— start —

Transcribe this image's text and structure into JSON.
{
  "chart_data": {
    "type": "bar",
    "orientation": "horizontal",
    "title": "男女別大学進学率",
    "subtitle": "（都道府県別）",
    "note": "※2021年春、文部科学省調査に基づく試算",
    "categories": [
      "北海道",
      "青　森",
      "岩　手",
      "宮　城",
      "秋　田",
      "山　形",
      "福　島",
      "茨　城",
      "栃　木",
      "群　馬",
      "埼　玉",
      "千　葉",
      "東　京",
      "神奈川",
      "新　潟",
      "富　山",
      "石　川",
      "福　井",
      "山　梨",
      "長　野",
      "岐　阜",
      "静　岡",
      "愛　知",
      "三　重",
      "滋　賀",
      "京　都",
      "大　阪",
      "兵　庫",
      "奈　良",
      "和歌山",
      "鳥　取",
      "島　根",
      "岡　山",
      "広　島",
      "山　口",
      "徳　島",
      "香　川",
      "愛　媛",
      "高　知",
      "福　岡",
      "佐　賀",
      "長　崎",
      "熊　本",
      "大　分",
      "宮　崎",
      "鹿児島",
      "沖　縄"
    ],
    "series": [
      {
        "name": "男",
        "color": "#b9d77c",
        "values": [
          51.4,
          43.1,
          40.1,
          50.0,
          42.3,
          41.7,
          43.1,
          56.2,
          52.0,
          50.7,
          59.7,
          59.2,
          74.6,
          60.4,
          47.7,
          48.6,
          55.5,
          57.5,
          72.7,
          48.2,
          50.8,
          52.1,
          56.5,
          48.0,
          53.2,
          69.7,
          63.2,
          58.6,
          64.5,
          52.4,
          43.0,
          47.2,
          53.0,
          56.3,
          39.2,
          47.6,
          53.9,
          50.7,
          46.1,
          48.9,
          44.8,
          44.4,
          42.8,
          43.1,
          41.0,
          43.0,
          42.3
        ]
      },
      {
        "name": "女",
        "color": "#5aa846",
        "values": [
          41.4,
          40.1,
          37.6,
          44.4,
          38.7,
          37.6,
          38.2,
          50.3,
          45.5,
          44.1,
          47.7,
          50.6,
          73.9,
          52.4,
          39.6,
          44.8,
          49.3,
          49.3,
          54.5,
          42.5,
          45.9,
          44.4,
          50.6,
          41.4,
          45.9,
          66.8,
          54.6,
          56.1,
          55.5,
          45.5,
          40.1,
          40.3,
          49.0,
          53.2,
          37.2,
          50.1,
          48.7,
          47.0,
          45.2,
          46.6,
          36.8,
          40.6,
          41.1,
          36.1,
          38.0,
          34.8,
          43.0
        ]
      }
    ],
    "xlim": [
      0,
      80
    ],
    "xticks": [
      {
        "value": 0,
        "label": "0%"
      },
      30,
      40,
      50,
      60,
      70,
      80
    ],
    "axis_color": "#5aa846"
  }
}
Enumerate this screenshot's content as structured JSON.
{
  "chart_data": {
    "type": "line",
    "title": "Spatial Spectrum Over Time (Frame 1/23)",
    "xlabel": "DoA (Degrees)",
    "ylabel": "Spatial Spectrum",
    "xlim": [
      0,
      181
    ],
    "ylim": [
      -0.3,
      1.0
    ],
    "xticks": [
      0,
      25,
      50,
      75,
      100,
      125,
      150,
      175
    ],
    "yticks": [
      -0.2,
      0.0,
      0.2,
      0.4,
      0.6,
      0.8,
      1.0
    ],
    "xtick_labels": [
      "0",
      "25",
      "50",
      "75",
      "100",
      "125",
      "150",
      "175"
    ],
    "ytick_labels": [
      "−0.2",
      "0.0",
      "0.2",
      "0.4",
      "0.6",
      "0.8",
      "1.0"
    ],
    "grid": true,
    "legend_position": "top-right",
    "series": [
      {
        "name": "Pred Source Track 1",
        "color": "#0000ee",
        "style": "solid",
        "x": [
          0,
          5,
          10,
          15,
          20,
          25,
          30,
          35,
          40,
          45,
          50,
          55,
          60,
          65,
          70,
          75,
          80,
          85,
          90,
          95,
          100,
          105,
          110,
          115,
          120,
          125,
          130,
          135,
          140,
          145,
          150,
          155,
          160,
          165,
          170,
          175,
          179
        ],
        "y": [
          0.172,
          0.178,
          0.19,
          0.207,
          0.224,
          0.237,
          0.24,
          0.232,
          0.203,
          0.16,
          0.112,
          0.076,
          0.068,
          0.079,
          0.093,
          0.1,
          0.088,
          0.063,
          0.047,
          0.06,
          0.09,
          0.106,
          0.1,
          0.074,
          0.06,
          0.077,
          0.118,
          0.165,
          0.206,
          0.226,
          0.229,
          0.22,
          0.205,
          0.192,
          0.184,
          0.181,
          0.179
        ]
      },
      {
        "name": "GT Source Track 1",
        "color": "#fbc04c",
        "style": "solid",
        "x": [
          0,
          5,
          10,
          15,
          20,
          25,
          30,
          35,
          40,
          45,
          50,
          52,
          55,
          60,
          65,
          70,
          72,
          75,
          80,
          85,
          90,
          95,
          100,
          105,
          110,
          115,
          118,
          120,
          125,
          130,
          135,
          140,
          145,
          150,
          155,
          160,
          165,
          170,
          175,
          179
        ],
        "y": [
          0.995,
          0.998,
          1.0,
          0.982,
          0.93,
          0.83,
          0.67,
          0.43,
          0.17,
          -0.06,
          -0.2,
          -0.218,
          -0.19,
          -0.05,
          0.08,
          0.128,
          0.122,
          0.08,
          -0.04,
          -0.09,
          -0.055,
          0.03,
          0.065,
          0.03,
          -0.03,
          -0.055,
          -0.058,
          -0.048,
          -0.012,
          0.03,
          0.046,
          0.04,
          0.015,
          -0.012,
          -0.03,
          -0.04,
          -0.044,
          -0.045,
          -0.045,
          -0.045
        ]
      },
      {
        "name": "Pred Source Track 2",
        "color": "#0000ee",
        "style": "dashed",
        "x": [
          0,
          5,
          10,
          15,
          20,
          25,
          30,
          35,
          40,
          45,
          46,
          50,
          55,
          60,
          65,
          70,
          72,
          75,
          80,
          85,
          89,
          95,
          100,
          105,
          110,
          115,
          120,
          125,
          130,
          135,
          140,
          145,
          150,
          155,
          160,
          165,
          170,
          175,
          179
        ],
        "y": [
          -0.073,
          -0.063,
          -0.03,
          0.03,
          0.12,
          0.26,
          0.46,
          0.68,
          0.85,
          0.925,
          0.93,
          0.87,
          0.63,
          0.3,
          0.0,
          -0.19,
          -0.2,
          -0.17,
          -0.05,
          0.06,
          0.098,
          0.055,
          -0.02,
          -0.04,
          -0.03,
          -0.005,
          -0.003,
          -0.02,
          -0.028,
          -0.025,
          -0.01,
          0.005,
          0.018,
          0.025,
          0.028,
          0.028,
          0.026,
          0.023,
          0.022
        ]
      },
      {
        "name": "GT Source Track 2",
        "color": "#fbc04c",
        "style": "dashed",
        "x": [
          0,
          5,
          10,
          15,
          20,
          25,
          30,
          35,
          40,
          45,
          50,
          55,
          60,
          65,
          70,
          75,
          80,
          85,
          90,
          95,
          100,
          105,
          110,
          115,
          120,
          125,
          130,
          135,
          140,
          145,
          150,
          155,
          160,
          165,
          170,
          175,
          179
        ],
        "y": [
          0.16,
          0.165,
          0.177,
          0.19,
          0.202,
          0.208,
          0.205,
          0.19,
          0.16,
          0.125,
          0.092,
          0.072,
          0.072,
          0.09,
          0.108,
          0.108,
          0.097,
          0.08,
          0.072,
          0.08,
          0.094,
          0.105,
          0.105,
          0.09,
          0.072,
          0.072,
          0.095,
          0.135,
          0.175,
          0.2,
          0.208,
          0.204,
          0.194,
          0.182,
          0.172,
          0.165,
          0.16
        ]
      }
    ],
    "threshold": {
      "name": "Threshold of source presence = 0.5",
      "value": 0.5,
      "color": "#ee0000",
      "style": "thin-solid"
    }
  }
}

— end —

TASK DIRECTIONS: Select all lines with the word "name" from the entries above.

WRITTEN SOLUTION:
        "name": "男",
        "name": "女",
        "name": "Pred Source Track 1",
        "name": "GT Source Track 1",
        "name": "Pred Source Track 2",
        "name": "GT Source Track 2",
      "name": "Threshold of source presence = 0.5",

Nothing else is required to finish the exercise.